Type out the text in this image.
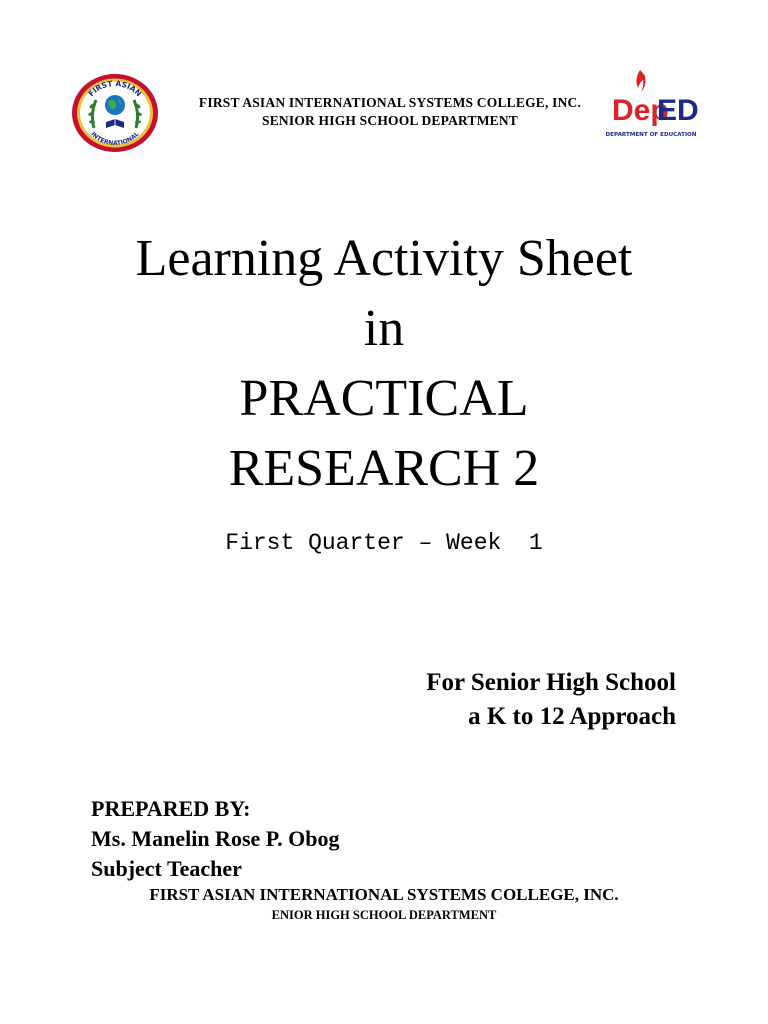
FIRST ASIAN
INTERNATIONAL
FIRST ASIAN INTERNATIONAL SYSTEMS COLLEGE, INC.
SENIOR HIGH SCHOOL DEPARTMENT	Dep
ED
DEPARTMENT OF EDUCATION
Learning Activity Sheet
in
PRACTICAL
RESEARCH 2
First Quarter – Week  1
For Senior High School
a K to 12 Approach
PREPARED BY:
Ms. Manelin Rose P. Obog
Subject Teacher
FIRST ASIAN INTERNATIONAL SYSTEMS COLLEGE, INC.
ENIOR HIGH SCHOOL DEPARTMENT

────

### Requirement
Repeat the records above exactly, leaving out any pictures they contain.

### Exercise result
Type out the text in this image.
FIRST ASIAN
INTERNATIONAL
FIRST ASIAN INTERNATIONAL SYSTEMS COLLEGE, INC.
SENIOR HIGH SCHOOL DEPARTMENT	Dep
ED
DEPARTMENT OF EDUCATION
Learning Activity Sheet
in
PRACTICAL
RESEARCH 2
First Quarter – Week  1
For Senior High School
a K to 12 Approach
PREPARED BY:
Ms. Manelin Rose P. Obog
Subject Teacher
FIRST ASIAN INTERNATIONAL SYSTEMS COLLEGE, INC.
ENIOR HIGH SCHOOL DEPARTMENT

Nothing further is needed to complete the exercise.